YOUR OBJECTIVE =
Extract every one of the lines below, reproducing each character without any change.

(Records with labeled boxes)

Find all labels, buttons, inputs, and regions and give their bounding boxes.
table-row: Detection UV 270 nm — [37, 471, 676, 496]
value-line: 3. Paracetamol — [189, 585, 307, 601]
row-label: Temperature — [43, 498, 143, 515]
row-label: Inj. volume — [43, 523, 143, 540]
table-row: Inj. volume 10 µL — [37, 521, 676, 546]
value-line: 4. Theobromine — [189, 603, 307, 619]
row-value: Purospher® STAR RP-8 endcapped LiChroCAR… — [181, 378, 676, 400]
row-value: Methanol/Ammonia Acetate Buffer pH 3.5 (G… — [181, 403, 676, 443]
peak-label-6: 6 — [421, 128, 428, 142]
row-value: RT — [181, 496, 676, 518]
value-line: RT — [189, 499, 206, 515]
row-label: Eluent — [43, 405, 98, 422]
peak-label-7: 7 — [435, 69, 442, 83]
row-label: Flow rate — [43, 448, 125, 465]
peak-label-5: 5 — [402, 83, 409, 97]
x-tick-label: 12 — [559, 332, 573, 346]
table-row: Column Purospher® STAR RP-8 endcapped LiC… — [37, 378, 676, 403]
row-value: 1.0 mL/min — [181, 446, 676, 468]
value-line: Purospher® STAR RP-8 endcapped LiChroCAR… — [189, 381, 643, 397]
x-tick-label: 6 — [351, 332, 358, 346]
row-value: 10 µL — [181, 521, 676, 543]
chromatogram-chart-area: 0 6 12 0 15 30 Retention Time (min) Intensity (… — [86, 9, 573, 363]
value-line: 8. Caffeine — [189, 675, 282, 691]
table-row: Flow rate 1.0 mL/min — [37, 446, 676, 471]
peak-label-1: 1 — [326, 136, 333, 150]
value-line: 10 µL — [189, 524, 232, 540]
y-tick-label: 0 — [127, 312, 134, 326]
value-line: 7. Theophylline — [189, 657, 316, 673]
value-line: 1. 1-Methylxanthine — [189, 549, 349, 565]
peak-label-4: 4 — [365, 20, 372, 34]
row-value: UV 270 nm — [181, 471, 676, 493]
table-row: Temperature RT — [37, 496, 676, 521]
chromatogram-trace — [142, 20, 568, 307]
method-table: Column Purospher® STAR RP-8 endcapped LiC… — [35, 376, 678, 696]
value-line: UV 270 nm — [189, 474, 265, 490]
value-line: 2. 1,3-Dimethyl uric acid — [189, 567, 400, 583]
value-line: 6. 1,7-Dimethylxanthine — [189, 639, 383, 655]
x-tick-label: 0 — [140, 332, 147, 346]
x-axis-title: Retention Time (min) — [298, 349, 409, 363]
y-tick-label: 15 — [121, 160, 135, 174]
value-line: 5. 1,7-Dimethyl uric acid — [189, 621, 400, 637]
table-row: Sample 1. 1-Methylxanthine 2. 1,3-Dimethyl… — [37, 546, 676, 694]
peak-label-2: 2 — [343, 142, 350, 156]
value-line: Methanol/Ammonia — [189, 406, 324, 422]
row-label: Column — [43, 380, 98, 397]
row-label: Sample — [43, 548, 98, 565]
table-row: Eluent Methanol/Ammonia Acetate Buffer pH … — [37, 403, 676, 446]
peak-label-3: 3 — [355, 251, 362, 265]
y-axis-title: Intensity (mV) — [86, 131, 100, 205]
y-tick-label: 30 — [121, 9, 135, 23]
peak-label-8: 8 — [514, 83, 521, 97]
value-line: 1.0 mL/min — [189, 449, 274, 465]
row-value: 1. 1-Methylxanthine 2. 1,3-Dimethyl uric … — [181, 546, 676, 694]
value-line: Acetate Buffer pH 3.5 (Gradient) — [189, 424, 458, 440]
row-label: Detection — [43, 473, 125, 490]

TASK OUTPUT =
Find all labels, buttons, inputs, and regions and give their bounding boxes.
table-row: Detection UV 270 nm — [37, 471, 676, 496]
value-line: 3. Paracetamol — [189, 585, 307, 601]
row-label: Temperature — [43, 498, 143, 515]
row-label: Inj. volume — [43, 523, 143, 540]
table-row: Inj. volume 10 µL — [37, 521, 676, 546]
value-line: 4. Theobromine — [189, 603, 307, 619]
row-value: Purospher® STAR RP-8 endcapped LiChroCAR… — [181, 378, 676, 400]
row-value: Methanol/Ammonia Acetate Buffer pH 3.5 (G… — [181, 403, 676, 443]
peak-label-6: 6 — [421, 128, 428, 142]
row-value: RT — [181, 496, 676, 518]
value-line: RT — [189, 499, 206, 515]
row-label: Eluent — [43, 405, 98, 422]
peak-label-7: 7 — [435, 69, 442, 83]
row-label: Flow rate — [43, 448, 125, 465]
peak-label-5: 5 — [402, 83, 409, 97]
x-tick-label: 12 — [559, 332, 573, 346]
table-row: Column Purospher® STAR RP-8 endcapped LiC… — [37, 378, 676, 403]
row-value: 1.0 mL/min — [181, 446, 676, 468]
value-line: Purospher® STAR RP-8 endcapped LiChroCAR… — [189, 381, 643, 397]
x-tick-label: 6 — [351, 332, 358, 346]
row-value: 10 µL — [181, 521, 676, 543]
chromatogram-chart-area: 0 6 12 0 15 30 Retention Time (min) Intensity (… — [86, 9, 573, 363]
value-line: 8. Caffeine — [189, 675, 282, 691]
table-row: Flow rate 1.0 mL/min — [37, 446, 676, 471]
peak-label-1: 1 — [326, 136, 333, 150]
value-line: 10 µL — [189, 524, 232, 540]
y-tick-label: 0 — [127, 312, 134, 326]
value-line: 7. Theophylline — [189, 657, 316, 673]
value-line: 1. 1-Methylxanthine — [189, 549, 349, 565]
peak-label-4: 4 — [365, 20, 372, 34]
row-value: UV 270 nm — [181, 471, 676, 493]
table-row: Temperature RT — [37, 496, 676, 521]
chromatogram-trace — [142, 20, 568, 307]
method-table: Column Purospher® STAR RP-8 endcapped LiC… — [35, 376, 678, 696]
value-line: UV 270 nm — [189, 474, 265, 490]
value-line: 2. 1,3-Dimethyl uric acid — [189, 567, 400, 583]
value-line: 6. 1,7-Dimethylxanthine — [189, 639, 383, 655]
x-tick-label: 0 — [140, 332, 147, 346]
x-axis-title: Retention Time (min) — [298, 349, 409, 363]
y-tick-label: 15 — [121, 160, 135, 174]
value-line: 5. 1,7-Dimethyl uric acid — [189, 621, 400, 637]
table-row: Sample 1. 1-Methylxanthine 2. 1,3-Dimethyl… — [37, 546, 676, 694]
peak-label-2: 2 — [343, 142, 350, 156]
value-line: Methanol/Ammonia — [189, 406, 324, 422]
row-label: Column — [43, 380, 98, 397]
row-label: Sample — [43, 548, 98, 565]
table-row: Eluent Methanol/Ammonia Acetate Buffer pH … — [37, 403, 676, 446]
peak-label-3: 3 — [355, 251, 362, 265]
y-axis-title: Intensity (mV) — [86, 131, 100, 205]
y-tick-label: 30 — [121, 9, 135, 23]
peak-label-8: 8 — [514, 83, 521, 97]
value-line: 1.0 mL/min — [189, 449, 274, 465]
row-value: 1. 1-Methylxanthine 2. 1,3-Dimethyl uric … — [181, 546, 676, 694]
value-line: Acetate Buffer pH 3.5 (Gradient) — [189, 424, 458, 440]
row-label: Detection — [43, 473, 125, 490]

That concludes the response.